(WHAT TO WORK ON) Copy nothing but the text: repeat each entry exactly and drop the images.

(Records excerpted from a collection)
- - -
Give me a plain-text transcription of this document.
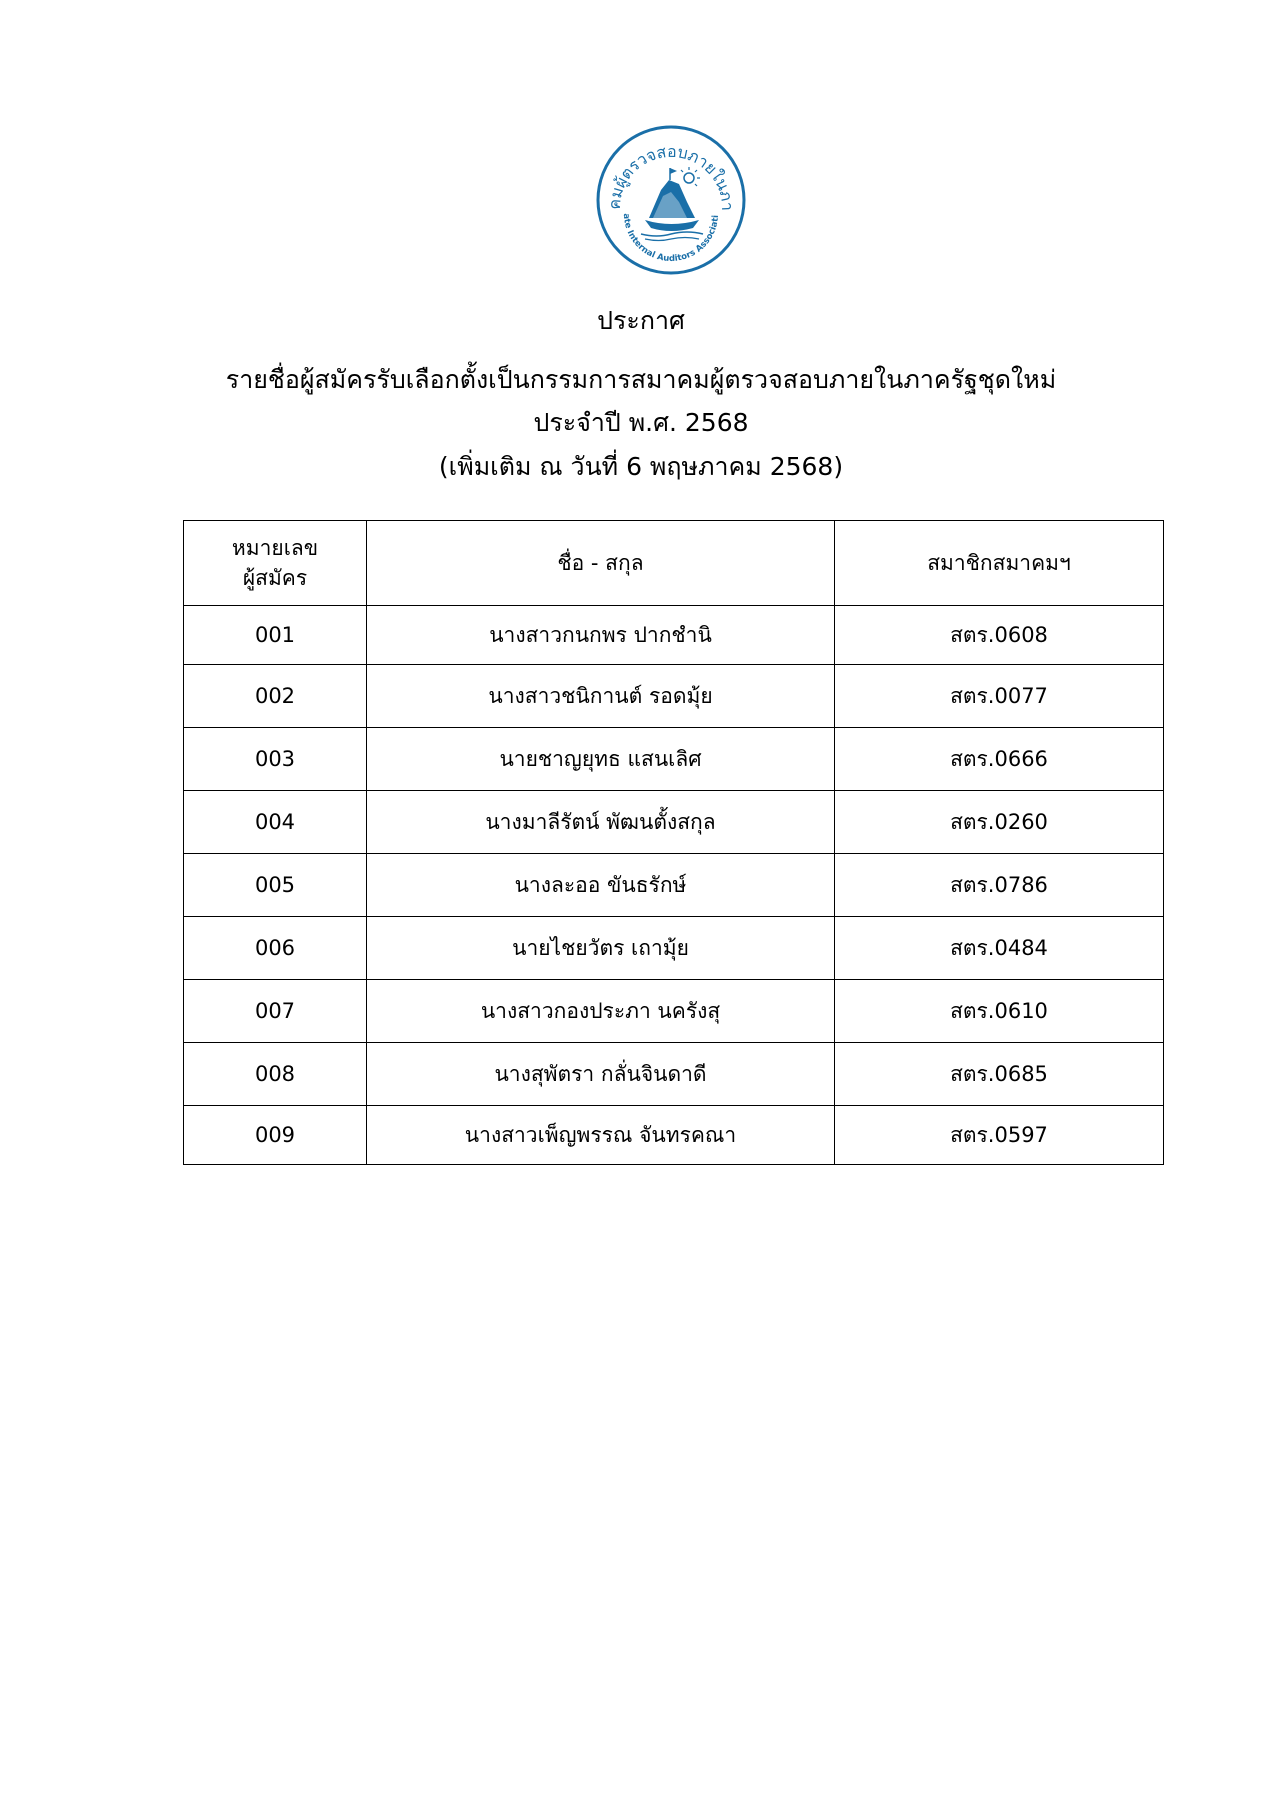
คมผู้ตรวจสอบภายในภา
ate Internal Auditors Associati
ประกาศ
รายชื่อผู้สมัครรับเลือกตั้งเป็นกรรมการสมาคมผู้ตรวจสอบภายในภาครัฐชุดใหม่
ประจำปี พ.ศ. 2568
(เพิ่มเติม ณ วันที่ 6 พฤษภาคม 2568)
หมายเลข
ผู้สมัคร	ชื่อ - สกุล	สมาชิกสมาคมฯ
001	นางสาวกนกพร ปากชำนิ	สตร.0608
002	นางสาวชนิกานต์ รอดมุ้ย	สตร.0077
003	นายชาญยุทธ แสนเลิศ	สตร.0666
004	นางมาลีรัตน์ พัฒนตั้งสกุล	สตร.0260
005	นางละออ ขันธรักษ์	สตร.0786
006	นายไชยวัตร เถามุ้ย	สตร.0484
007	นางสาวกองประภา นครังสุ	สตร.0610
008	นางสุพัตรา กลั่นจินดาดี	สตร.0685
009	นางสาวเพ็ญพรรณ จันทรคณา	สตร.0597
- - -
(THE RESULT)
Give me a plain-text transcription of this document.
คมผู้ตรวจสอบภายในภา
ate Internal Auditors Associati
ประกาศ
รายชื่อผู้สมัครรับเลือกตั้งเป็นกรรมการสมาคมผู้ตรวจสอบภายในภาครัฐชุดใหม่
ประจำปี พ.ศ. 2568
(เพิ่มเติม ณ วันที่ 6 พฤษภาคม 2568)
หมายเลข
ผู้สมัคร	ชื่อ - สกุล	สมาชิกสมาคมฯ
001	นางสาวกนกพร ปากชำนิ	สตร.0608
002	นางสาวชนิกานต์ รอดมุ้ย	สตร.0077
003	นายชาญยุทธ แสนเลิศ	สตร.0666
004	นางมาลีรัตน์ พัฒนตั้งสกุล	สตร.0260
005	นางละออ ขันธรักษ์	สตร.0786
006	นายไชยวัตร เถามุ้ย	สตร.0484
007	นางสาวกองประภา นครังสุ	สตร.0610
008	นางสุพัตรา กลั่นจินดาดี	สตร.0685
009	นางสาวเพ็ญพรรณ จันทรคณา	สตร.0597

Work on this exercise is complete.